THE TASK → Do not include the pictures; repeat the rest of the data exactly.

##### DATASET #####

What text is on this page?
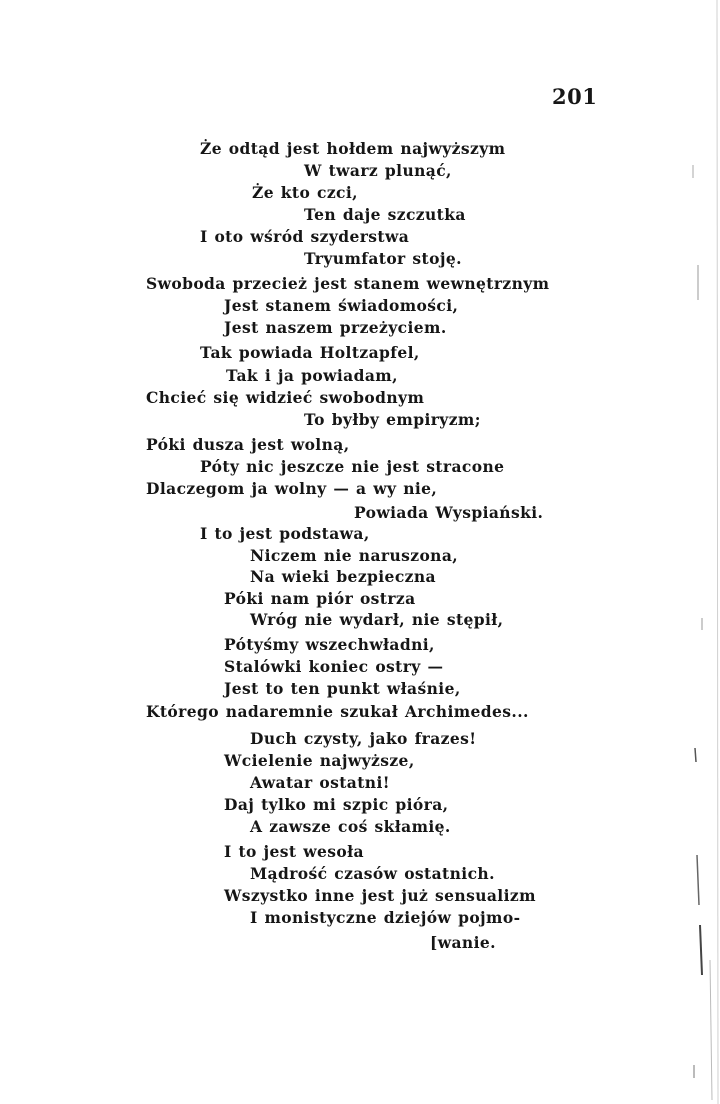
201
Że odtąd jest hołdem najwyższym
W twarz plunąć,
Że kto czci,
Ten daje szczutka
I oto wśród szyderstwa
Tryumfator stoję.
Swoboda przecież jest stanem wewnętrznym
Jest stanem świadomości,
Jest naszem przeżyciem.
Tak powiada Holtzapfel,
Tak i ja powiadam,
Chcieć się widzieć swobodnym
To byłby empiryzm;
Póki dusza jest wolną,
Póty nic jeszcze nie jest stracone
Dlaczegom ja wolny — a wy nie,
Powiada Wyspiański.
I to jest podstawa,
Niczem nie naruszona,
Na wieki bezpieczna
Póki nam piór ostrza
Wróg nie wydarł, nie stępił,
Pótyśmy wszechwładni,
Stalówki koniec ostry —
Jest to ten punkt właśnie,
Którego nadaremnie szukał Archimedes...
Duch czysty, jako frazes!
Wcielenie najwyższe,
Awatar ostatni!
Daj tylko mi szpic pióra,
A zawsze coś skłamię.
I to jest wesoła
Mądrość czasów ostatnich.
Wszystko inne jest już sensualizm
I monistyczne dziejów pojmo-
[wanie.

#####

RESULT →
What text is on this page?
201
Że odtąd jest hołdem najwyższym
W twarz plunąć,
Że kto czci,
Ten daje szczutka
I oto wśród szyderstwa
Tryumfator stoję.
Swoboda przecież jest stanem wewnętrznym
Jest stanem świadomości,
Jest naszem przeżyciem.
Tak powiada Holtzapfel,
Tak i ja powiadam,
Chcieć się widzieć swobodnym
To byłby empiryzm;
Póki dusza jest wolną,
Póty nic jeszcze nie jest stracone
Dlaczegom ja wolny — a wy nie,
Powiada Wyspiański.
I to jest podstawa,
Niczem nie naruszona,
Na wieki bezpieczna
Póki nam piór ostrza
Wróg nie wydarł, nie stępił,
Pótyśmy wszechwładni,
Stalówki koniec ostry —
Jest to ten punkt właśnie,
Którego nadaremnie szukał Archimedes...
Duch czysty, jako frazes!
Wcielenie najwyższe,
Awatar ostatni!
Daj tylko mi szpic pióra,
A zawsze coś skłamię.
I to jest wesoła
Mądrość czasów ostatnich.
Wszystko inne jest już sensualizm
I monistyczne dziejów pojmo-
[wanie.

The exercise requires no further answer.